* _Requirements_:
Look below for the line containing "Read the values". Output it and each remaining line of the entries exactly, and nothing else.

* _Supplied records_:
-*-*-

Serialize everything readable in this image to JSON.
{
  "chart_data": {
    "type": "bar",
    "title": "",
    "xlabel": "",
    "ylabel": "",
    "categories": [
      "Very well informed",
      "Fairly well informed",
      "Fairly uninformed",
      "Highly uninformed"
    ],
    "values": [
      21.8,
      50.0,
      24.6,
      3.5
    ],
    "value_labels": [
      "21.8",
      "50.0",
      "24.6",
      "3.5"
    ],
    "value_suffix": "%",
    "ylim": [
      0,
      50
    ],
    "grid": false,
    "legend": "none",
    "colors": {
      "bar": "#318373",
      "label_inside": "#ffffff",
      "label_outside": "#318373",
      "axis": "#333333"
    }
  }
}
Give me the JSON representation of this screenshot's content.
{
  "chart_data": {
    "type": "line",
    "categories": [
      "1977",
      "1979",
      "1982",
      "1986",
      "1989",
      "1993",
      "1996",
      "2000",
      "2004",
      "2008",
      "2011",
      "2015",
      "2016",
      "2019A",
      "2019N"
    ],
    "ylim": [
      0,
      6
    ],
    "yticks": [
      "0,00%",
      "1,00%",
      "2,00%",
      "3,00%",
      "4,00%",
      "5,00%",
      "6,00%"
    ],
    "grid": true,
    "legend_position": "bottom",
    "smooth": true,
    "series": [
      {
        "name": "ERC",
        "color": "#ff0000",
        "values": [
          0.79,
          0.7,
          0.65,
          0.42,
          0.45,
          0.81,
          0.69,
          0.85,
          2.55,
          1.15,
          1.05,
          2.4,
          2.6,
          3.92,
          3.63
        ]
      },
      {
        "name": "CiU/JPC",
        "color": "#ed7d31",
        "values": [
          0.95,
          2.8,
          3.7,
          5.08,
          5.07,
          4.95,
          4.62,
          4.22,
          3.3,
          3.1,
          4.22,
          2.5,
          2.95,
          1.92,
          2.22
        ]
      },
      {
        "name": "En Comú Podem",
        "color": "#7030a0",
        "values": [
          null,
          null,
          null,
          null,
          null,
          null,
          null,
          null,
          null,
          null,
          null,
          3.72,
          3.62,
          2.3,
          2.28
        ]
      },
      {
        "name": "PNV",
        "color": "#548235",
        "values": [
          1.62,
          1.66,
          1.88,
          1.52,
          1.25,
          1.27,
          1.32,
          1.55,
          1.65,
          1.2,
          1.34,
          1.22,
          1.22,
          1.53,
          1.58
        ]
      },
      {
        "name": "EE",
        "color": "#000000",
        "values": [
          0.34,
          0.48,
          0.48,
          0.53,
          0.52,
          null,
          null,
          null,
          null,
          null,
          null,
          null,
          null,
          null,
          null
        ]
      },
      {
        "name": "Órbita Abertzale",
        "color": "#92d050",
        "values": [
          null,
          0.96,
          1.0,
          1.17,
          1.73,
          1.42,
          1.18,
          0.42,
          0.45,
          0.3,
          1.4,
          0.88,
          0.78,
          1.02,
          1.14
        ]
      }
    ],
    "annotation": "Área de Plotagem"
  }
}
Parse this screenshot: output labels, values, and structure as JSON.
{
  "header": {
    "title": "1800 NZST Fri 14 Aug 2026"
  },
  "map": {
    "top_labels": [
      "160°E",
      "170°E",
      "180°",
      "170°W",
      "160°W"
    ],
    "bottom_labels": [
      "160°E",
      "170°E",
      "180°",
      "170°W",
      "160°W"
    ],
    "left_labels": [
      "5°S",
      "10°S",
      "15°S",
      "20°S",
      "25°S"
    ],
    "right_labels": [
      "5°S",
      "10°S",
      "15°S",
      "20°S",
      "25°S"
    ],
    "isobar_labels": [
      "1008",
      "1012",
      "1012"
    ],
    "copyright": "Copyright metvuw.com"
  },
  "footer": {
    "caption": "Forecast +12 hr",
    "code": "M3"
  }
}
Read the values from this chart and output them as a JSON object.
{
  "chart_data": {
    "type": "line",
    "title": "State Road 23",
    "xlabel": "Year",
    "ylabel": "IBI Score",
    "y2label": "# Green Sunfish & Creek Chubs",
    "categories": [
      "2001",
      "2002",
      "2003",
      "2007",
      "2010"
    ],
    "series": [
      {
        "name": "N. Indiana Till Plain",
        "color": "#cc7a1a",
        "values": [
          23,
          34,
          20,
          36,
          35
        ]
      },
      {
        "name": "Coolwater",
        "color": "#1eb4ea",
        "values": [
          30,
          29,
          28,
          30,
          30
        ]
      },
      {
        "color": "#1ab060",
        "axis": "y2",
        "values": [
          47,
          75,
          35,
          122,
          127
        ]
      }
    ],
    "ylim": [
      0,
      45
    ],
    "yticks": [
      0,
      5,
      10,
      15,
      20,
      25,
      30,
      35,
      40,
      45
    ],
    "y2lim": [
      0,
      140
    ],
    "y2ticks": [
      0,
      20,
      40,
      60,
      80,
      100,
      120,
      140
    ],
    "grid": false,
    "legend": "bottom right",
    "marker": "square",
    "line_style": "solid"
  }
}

-*-*-

* _Exercise response_:
Read the values from this chart and output them as a JSON object.
{
  "chart_data": {
    "type": "line",
    "title": "State Road 23",
    "xlabel": "Year",
    "ylabel": "IBI Score",
    "y2label": "# Green Sunfish & Creek Chubs",
    "categories": [
      "2001",
      "2002",
      "2003",
      "2007",
      "2010"
    ],
    "series": [
      {
        "name": "N. Indiana Till Plain",
        "color": "#cc7a1a",
        "values": [
          23,
          34,
          20,
          36,
          35
        ]
      },
      {
        "name": "Coolwater",
        "color": "#1eb4ea",
        "values": [
          30,
          29,
          28,
          30,
          30
        ]
      },
      {
        "color": "#1ab060",
        "axis": "y2",
        "values": [
          47,
          75,
          35,
          122,
          127
        ]
      }
    ],
    "ylim": [
      0,
      45
    ],
    "yticks": [
      0,
      5,
      10,
      15,
      20,
      25,
      30,
      35,
      40,
      45
    ],
    "y2lim": [
      0,
      140
    ],
    "y2ticks": [
      0,
      20,
      40,
      60,
      80,
      100,
      120,
      140
    ],
    "grid": false,
    "legend": "bottom right",
    "marker": "square",
    "line_style": "solid"
  }
}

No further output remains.